- Exercise objective: Produce an exact transcription of the listing below, omitting the pictures.

(Extracted data entries)

================================

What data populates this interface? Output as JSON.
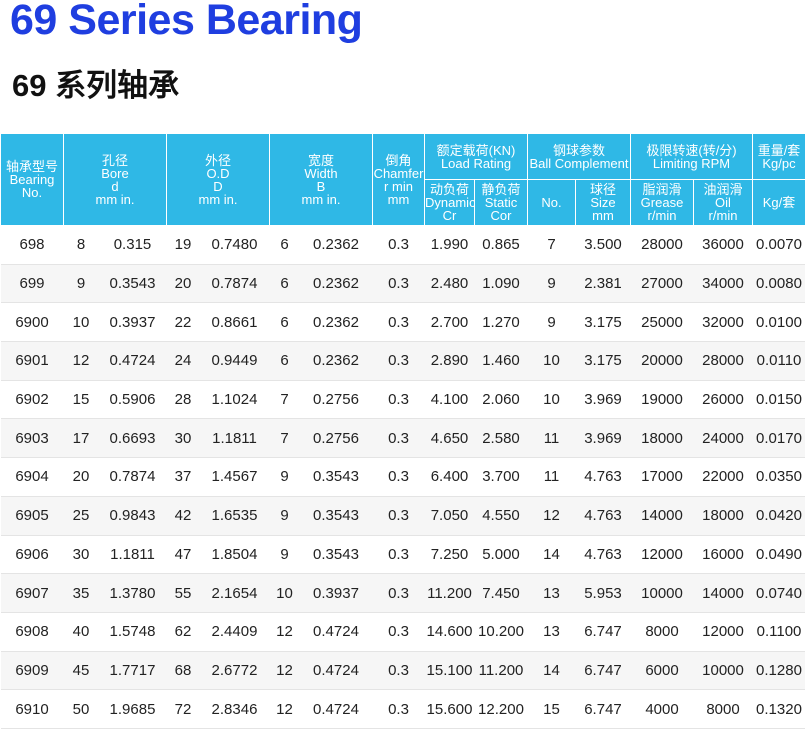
{
  "header": {
    "title": "69 Series Bearing",
    "subtitle": "69 系列轴承"
  },
  "table": {
    "columns": {
      "bearing": [
        "轴承型号",
        "Bearing",
        "No."
      ],
      "bore": [
        "孔径",
        "Bore",
        "d",
        "mm in."
      ],
      "od": [
        "外径",
        "O.D",
        "D",
        "mm in."
      ],
      "width": [
        "宽度",
        "Width",
        "B",
        "mm in."
      ],
      "chamfer": [
        "倒角",
        "Chamfer",
        "r  min",
        "mm"
      ],
      "load_rating": [
        "额定载荷(KN)",
        "Load Rating"
      ],
      "ball_complement": [
        "钢球参数",
        "Ball Complement"
      ],
      "limiting_rpm": [
        "极限转速(转/分)",
        "Limiting RPM"
      ],
      "weight": [
        "重量/套",
        "Kg/pc"
      ],
      "dynamic": [
        "动负荷",
        "Dynamic",
        "Cr"
      ],
      "static": [
        "静负荷",
        "Static",
        "Cor"
      ],
      "ball_no": [
        "No."
      ],
      "ball_size": [
        "球径",
        "Size",
        "mm"
      ],
      "grease": [
        "脂润滑",
        "Grease",
        "r/min"
      ],
      "oil": [
        "油润滑",
        "Oil",
        "r/min"
      ],
      "weight_unit": [
        "Kg/套"
      ]
    },
    "rows": [
      [
        "698",
        "8",
        "0.315",
        "19",
        "0.7480",
        "6",
        "0.2362",
        "0.3",
        "1.990",
        "0.865",
        "7",
        "3.500",
        "28000",
        "36000",
        "0.0070"
      ],
      [
        "699",
        "9",
        "0.3543",
        "20",
        "0.7874",
        "6",
        "0.2362",
        "0.3",
        "2.480",
        "1.090",
        "9",
        "2.381",
        "27000",
        "34000",
        "0.0080"
      ],
      [
        "6900",
        "10",
        "0.3937",
        "22",
        "0.8661",
        "6",
        "0.2362",
        "0.3",
        "2.700",
        "1.270",
        "9",
        "3.175",
        "25000",
        "32000",
        "0.0100"
      ],
      [
        "6901",
        "12",
        "0.4724",
        "24",
        "0.9449",
        "6",
        "0.2362",
        "0.3",
        "2.890",
        "1.460",
        "10",
        "3.175",
        "20000",
        "28000",
        "0.0110"
      ],
      [
        "6902",
        "15",
        "0.5906",
        "28",
        "1.1024",
        "7",
        "0.2756",
        "0.3",
        "4.100",
        "2.060",
        "10",
        "3.969",
        "19000",
        "26000",
        "0.0150"
      ],
      [
        "6903",
        "17",
        "0.6693",
        "30",
        "1.1811",
        "7",
        "0.2756",
        "0.3",
        "4.650",
        "2.580",
        "11",
        "3.969",
        "18000",
        "24000",
        "0.0170"
      ],
      [
        "6904",
        "20",
        "0.7874",
        "37",
        "1.4567",
        "9",
        "0.3543",
        "0.3",
        "6.400",
        "3.700",
        "11",
        "4.763",
        "17000",
        "22000",
        "0.0350"
      ],
      [
        "6905",
        "25",
        "0.9843",
        "42",
        "1.6535",
        "9",
        "0.3543",
        "0.3",
        "7.050",
        "4.550",
        "12",
        "4.763",
        "14000",
        "18000",
        "0.0420"
      ],
      [
        "6906",
        "30",
        "1.1811",
        "47",
        "1.8504",
        "9",
        "0.3543",
        "0.3",
        "7.250",
        "5.000",
        "14",
        "4.763",
        "12000",
        "16000",
        "0.0490"
      ],
      [
        "6907",
        "35",
        "1.3780",
        "55",
        "2.1654",
        "10",
        "0.3937",
        "0.3",
        "11.200",
        "7.450",
        "13",
        "5.953",
        "10000",
        "14000",
        "0.0740"
      ],
      [
        "6908",
        "40",
        "1.5748",
        "62",
        "2.4409",
        "12",
        "0.4724",
        "0.3",
        "14.600",
        "10.200",
        "13",
        "6.747",
        "8000",
        "12000",
        "0.1100"
      ],
      [
        "6909",
        "45",
        "1.7717",
        "68",
        "2.6772",
        "12",
        "0.4724",
        "0.3",
        "15.100",
        "11.200",
        "14",
        "6.747",
        "6000",
        "10000",
        "0.1280"
      ],
      [
        "6910",
        "50",
        "1.9685",
        "72",
        "2.8346",
        "12",
        "0.4724",
        "0.3",
        "15.600",
        "12.200",
        "15",
        "6.747",
        "4000",
        "8000",
        "0.1320"
      ]
    ]
  }
}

================================

- Solution to this exercise:
What data populates this interface? Output as JSON.
{
  "header": {
    "title": "69 Series Bearing",
    "subtitle": "69 系列轴承"
  },
  "table": {
    "columns": {
      "bearing": [
        "轴承型号",
        "Bearing",
        "No."
      ],
      "bore": [
        "孔径",
        "Bore",
        "d",
        "mm in."
      ],
      "od": [
        "外径",
        "O.D",
        "D",
        "mm in."
      ],
      "width": [
        "宽度",
        "Width",
        "B",
        "mm in."
      ],
      "chamfer": [
        "倒角",
        "Chamfer",
        "r  min",
        "mm"
      ],
      "load_rating": [
        "额定载荷(KN)",
        "Load Rating"
      ],
      "ball_complement": [
        "钢球参数",
        "Ball Complement"
      ],
      "limiting_rpm": [
        "极限转速(转/分)",
        "Limiting RPM"
      ],
      "weight": [
        "重量/套",
        "Kg/pc"
      ],
      "dynamic": [
        "动负荷",
        "Dynamic",
        "Cr"
      ],
      "static": [
        "静负荷",
        "Static",
        "Cor"
      ],
      "ball_no": [
        "No."
      ],
      "ball_size": [
        "球径",
        "Size",
        "mm"
      ],
      "grease": [
        "脂润滑",
        "Grease",
        "r/min"
      ],
      "oil": [
        "油润滑",
        "Oil",
        "r/min"
      ],
      "weight_unit": [
        "Kg/套"
      ]
    },
    "rows": [
      [
        "698",
        "8",
        "0.315",
        "19",
        "0.7480",
        "6",
        "0.2362",
        "0.3",
        "1.990",
        "0.865",
        "7",
        "3.500",
        "28000",
        "36000",
        "0.0070"
      ],
      [
        "699",
        "9",
        "0.3543",
        "20",
        "0.7874",
        "6",
        "0.2362",
        "0.3",
        "2.480",
        "1.090",
        "9",
        "2.381",
        "27000",
        "34000",
        "0.0080"
      ],
      [
        "6900",
        "10",
        "0.3937",
        "22",
        "0.8661",
        "6",
        "0.2362",
        "0.3",
        "2.700",
        "1.270",
        "9",
        "3.175",
        "25000",
        "32000",
        "0.0100"
      ],
      [
        "6901",
        "12",
        "0.4724",
        "24",
        "0.9449",
        "6",
        "0.2362",
        "0.3",
        "2.890",
        "1.460",
        "10",
        "3.175",
        "20000",
        "28000",
        "0.0110"
      ],
      [
        "6902",
        "15",
        "0.5906",
        "28",
        "1.1024",
        "7",
        "0.2756",
        "0.3",
        "4.100",
        "2.060",
        "10",
        "3.969",
        "19000",
        "26000",
        "0.0150"
      ],
      [
        "6903",
        "17",
        "0.6693",
        "30",
        "1.1811",
        "7",
        "0.2756",
        "0.3",
        "4.650",
        "2.580",
        "11",
        "3.969",
        "18000",
        "24000",
        "0.0170"
      ],
      [
        "6904",
        "20",
        "0.7874",
        "37",
        "1.4567",
        "9",
        "0.3543",
        "0.3",
        "6.400",
        "3.700",
        "11",
        "4.763",
        "17000",
        "22000",
        "0.0350"
      ],
      [
        "6905",
        "25",
        "0.9843",
        "42",
        "1.6535",
        "9",
        "0.3543",
        "0.3",
        "7.050",
        "4.550",
        "12",
        "4.763",
        "14000",
        "18000",
        "0.0420"
      ],
      [
        "6906",
        "30",
        "1.1811",
        "47",
        "1.8504",
        "9",
        "0.3543",
        "0.3",
        "7.250",
        "5.000",
        "14",
        "4.763",
        "12000",
        "16000",
        "0.0490"
      ],
      [
        "6907",
        "35",
        "1.3780",
        "55",
        "2.1654",
        "10",
        "0.3937",
        "0.3",
        "11.200",
        "7.450",
        "13",
        "5.953",
        "10000",
        "14000",
        "0.0740"
      ],
      [
        "6908",
        "40",
        "1.5748",
        "62",
        "2.4409",
        "12",
        "0.4724",
        "0.3",
        "14.600",
        "10.200",
        "13",
        "6.747",
        "8000",
        "12000",
        "0.1100"
      ],
      [
        "6909",
        "45",
        "1.7717",
        "68",
        "2.6772",
        "12",
        "0.4724",
        "0.3",
        "15.100",
        "11.200",
        "14",
        "6.747",
        "6000",
        "10000",
        "0.1280"
      ],
      [
        "6910",
        "50",
        "1.9685",
        "72",
        "2.8346",
        "12",
        "0.4724",
        "0.3",
        "15.600",
        "12.200",
        "15",
        "6.747",
        "4000",
        "8000",
        "0.1320"
      ]
    ]
  }
}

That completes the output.